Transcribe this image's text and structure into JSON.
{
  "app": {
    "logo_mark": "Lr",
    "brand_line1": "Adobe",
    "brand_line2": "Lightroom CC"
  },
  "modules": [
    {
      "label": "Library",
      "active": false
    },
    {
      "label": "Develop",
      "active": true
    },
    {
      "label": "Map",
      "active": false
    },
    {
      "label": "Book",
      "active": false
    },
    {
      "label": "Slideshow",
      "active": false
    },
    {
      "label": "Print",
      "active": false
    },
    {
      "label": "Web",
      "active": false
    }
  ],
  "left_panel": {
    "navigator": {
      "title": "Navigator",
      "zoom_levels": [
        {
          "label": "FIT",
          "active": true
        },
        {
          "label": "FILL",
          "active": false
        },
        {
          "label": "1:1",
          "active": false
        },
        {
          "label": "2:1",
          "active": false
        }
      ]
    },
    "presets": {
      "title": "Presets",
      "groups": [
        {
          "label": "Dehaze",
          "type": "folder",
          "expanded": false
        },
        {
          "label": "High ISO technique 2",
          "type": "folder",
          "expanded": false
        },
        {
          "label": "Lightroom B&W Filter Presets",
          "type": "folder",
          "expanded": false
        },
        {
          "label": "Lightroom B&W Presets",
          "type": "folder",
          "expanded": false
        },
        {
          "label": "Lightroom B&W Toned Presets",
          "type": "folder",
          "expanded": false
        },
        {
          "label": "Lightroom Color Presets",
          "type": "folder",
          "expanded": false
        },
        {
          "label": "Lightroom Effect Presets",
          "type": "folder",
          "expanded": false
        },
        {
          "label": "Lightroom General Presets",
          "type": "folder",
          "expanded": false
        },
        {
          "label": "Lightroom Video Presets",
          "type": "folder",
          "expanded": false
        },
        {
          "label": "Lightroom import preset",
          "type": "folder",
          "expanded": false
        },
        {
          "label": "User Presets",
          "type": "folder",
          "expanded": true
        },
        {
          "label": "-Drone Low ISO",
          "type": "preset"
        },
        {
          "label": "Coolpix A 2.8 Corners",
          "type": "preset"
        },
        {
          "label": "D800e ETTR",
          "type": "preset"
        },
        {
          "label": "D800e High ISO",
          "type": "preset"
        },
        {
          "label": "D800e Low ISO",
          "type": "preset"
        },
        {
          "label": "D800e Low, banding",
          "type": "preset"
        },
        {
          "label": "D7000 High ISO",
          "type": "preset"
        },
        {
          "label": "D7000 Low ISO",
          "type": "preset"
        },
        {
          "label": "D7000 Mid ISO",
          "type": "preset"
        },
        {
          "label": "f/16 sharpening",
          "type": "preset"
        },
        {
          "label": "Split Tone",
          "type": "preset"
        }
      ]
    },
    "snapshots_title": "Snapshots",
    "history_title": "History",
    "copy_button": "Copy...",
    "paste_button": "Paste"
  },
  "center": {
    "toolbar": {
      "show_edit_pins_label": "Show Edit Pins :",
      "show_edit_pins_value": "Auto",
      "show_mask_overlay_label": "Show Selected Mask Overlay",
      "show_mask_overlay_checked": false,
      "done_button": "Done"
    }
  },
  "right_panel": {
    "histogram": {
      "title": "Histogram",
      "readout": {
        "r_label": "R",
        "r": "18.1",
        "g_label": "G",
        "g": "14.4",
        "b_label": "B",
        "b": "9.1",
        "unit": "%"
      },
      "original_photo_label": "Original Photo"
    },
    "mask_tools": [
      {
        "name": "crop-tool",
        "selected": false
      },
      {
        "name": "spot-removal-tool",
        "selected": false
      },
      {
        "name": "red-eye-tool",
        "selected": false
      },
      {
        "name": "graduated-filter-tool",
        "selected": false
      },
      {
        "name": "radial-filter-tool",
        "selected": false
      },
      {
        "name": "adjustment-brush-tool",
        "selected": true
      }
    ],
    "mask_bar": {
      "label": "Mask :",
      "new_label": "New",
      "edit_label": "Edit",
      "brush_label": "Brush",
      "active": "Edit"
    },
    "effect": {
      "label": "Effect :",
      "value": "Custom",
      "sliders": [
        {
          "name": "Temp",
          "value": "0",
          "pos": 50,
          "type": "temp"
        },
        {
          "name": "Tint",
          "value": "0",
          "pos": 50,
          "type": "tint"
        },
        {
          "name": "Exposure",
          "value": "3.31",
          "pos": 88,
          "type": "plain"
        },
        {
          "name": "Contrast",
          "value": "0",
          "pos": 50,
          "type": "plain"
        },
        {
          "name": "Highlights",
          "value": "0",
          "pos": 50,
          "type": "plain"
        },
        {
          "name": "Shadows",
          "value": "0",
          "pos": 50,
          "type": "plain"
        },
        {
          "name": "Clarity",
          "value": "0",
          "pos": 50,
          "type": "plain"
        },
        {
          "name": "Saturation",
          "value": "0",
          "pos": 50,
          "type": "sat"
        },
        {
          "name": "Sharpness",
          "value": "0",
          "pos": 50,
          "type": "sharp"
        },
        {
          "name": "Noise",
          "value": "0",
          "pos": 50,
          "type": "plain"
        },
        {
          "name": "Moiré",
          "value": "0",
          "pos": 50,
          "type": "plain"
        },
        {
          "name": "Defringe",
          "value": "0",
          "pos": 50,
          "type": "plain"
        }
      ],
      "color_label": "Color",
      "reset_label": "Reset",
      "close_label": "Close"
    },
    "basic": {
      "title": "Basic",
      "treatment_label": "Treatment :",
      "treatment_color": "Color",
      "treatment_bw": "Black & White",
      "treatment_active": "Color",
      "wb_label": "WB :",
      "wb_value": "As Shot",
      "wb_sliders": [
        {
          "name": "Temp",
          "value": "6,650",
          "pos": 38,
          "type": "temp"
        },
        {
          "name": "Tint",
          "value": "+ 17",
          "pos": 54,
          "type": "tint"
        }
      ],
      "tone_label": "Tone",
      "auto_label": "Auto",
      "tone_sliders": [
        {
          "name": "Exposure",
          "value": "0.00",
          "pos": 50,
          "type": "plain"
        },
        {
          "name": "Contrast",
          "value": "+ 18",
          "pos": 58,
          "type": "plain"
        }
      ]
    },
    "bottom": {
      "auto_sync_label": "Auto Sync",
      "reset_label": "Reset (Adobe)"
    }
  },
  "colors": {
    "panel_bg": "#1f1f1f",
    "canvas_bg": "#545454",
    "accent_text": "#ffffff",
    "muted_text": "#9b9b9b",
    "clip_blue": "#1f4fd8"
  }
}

=======

Transcribe each entry precisely, missing none.

(Answer below):
Transcribe this image's text and structure into JSON.
{
  "app": {
    "logo_mark": "Lr",
    "brand_line1": "Adobe",
    "brand_line2": "Lightroom CC"
  },
  "modules": [
    {
      "label": "Library",
      "active": false
    },
    {
      "label": "Develop",
      "active": true
    },
    {
      "label": "Map",
      "active": false
    },
    {
      "label": "Book",
      "active": false
    },
    {
      "label": "Slideshow",
      "active": false
    },
    {
      "label": "Print",
      "active": false
    },
    {
      "label": "Web",
      "active": false
    }
  ],
  "left_panel": {
    "navigator": {
      "title": "Navigator",
      "zoom_levels": [
        {
          "label": "FIT",
          "active": true
        },
        {
          "label": "FILL",
          "active": false
        },
        {
          "label": "1:1",
          "active": false
        },
        {
          "label": "2:1",
          "active": false
        }
      ]
    },
    "presets": {
      "title": "Presets",
      "groups": [
        {
          "label": "Dehaze",
          "type": "folder",
          "expanded": false
        },
        {
          "label": "High ISO technique 2",
          "type": "folder",
          "expanded": false
        },
        {
          "label": "Lightroom B&W Filter Presets",
          "type": "folder",
          "expanded": false
        },
        {
          "label": "Lightroom B&W Presets",
          "type": "folder",
          "expanded": false
        },
        {
          "label": "Lightroom B&W Toned Presets",
          "type": "folder",
          "expanded": false
        },
        {
          "label": "Lightroom Color Presets",
          "type": "folder",
          "expanded": false
        },
        {
          "label": "Lightroom Effect Presets",
          "type": "folder",
          "expanded": false
        },
        {
          "label": "Lightroom General Presets",
          "type": "folder",
          "expanded": false
        },
        {
          "label": "Lightroom Video Presets",
          "type": "folder",
          "expanded": false
        },
        {
          "label": "Lightroom import preset",
          "type": "folder",
          "expanded": false
        },
        {
          "label": "User Presets",
          "type": "folder",
          "expanded": true
        },
        {
          "label": "-Drone Low ISO",
          "type": "preset"
        },
        {
          "label": "Coolpix A 2.8 Corners",
          "type": "preset"
        },
        {
          "label": "D800e ETTR",
          "type": "preset"
        },
        {
          "label": "D800e High ISO",
          "type": "preset"
        },
        {
          "label": "D800e Low ISO",
          "type": "preset"
        },
        {
          "label": "D800e Low, banding",
          "type": "preset"
        },
        {
          "label": "D7000 High ISO",
          "type": "preset"
        },
        {
          "label": "D7000 Low ISO",
          "type": "preset"
        },
        {
          "label": "D7000 Mid ISO",
          "type": "preset"
        },
        {
          "label": "f/16 sharpening",
          "type": "preset"
        },
        {
          "label": "Split Tone",
          "type": "preset"
        }
      ]
    },
    "snapshots_title": "Snapshots",
    "history_title": "History",
    "copy_button": "Copy...",
    "paste_button": "Paste"
  },
  "center": {
    "toolbar": {
      "show_edit_pins_label": "Show Edit Pins :",
      "show_edit_pins_value": "Auto",
      "show_mask_overlay_label": "Show Selected Mask Overlay",
      "show_mask_overlay_checked": false,
      "done_button": "Done"
    }
  },
  "right_panel": {
    "histogram": {
      "title": "Histogram",
      "readout": {
        "r_label": "R",
        "r": "18.1",
        "g_label": "G",
        "g": "14.4",
        "b_label": "B",
        "b": "9.1",
        "unit": "%"
      },
      "original_photo_label": "Original Photo"
    },
    "mask_tools": [
      {
        "name": "crop-tool",
        "selected": false
      },
      {
        "name": "spot-removal-tool",
        "selected": false
      },
      {
        "name": "red-eye-tool",
        "selected": false
      },
      {
        "name": "graduated-filter-tool",
        "selected": false
      },
      {
        "name": "radial-filter-tool",
        "selected": false
      },
      {
        "name": "adjustment-brush-tool",
        "selected": true
      }
    ],
    "mask_bar": {
      "label": "Mask :",
      "new_label": "New",
      "edit_label": "Edit",
      "brush_label": "Brush",
      "active": "Edit"
    },
    "effect": {
      "label": "Effect :",
      "value": "Custom",
      "sliders": [
        {
          "name": "Temp",
          "value": "0",
          "pos": 50,
          "type": "temp"
        },
        {
          "name": "Tint",
          "value": "0",
          "pos": 50,
          "type": "tint"
        },
        {
          "name": "Exposure",
          "value": "3.31",
          "pos": 88,
          "type": "plain"
        },
        {
          "name": "Contrast",
          "value": "0",
          "pos": 50,
          "type": "plain"
        },
        {
          "name": "Highlights",
          "value": "0",
          "pos": 50,
          "type": "plain"
        },
        {
          "name": "Shadows",
          "value": "0",
          "pos": 50,
          "type": "plain"
        },
        {
          "name": "Clarity",
          "value": "0",
          "pos": 50,
          "type": "plain"
        },
        {
          "name": "Saturation",
          "value": "0",
          "pos": 50,
          "type": "sat"
        },
        {
          "name": "Sharpness",
          "value": "0",
          "pos": 50,
          "type": "sharp"
        },
        {
          "name": "Noise",
          "value": "0",
          "pos": 50,
          "type": "plain"
        },
        {
          "name": "Moiré",
          "value": "0",
          "pos": 50,
          "type": "plain"
        },
        {
          "name": "Defringe",
          "value": "0",
          "pos": 50,
          "type": "plain"
        }
      ],
      "color_label": "Color",
      "reset_label": "Reset",
      "close_label": "Close"
    },
    "basic": {
      "title": "Basic",
      "treatment_label": "Treatment :",
      "treatment_color": "Color",
      "treatment_bw": "Black & White",
      "treatment_active": "Color",
      "wb_label": "WB :",
      "wb_value": "As Shot",
      "wb_sliders": [
        {
          "name": "Temp",
          "value": "6,650",
          "pos": 38,
          "type": "temp"
        },
        {
          "name": "Tint",
          "value": "+ 17",
          "pos": 54,
          "type": "tint"
        }
      ],
      "tone_label": "Tone",
      "auto_label": "Auto",
      "tone_sliders": [
        {
          "name": "Exposure",
          "value": "0.00",
          "pos": 50,
          "type": "plain"
        },
        {
          "name": "Contrast",
          "value": "+ 18",
          "pos": 58,
          "type": "plain"
        }
      ]
    },
    "bottom": {
      "auto_sync_label": "Auto Sync",
      "reset_label": "Reset (Adobe)"
    }
  },
  "colors": {
    "panel_bg": "#1f1f1f",
    "canvas_bg": "#545454",
    "accent_text": "#ffffff",
    "muted_text": "#9b9b9b",
    "clip_blue": "#1f4fd8"
  }
}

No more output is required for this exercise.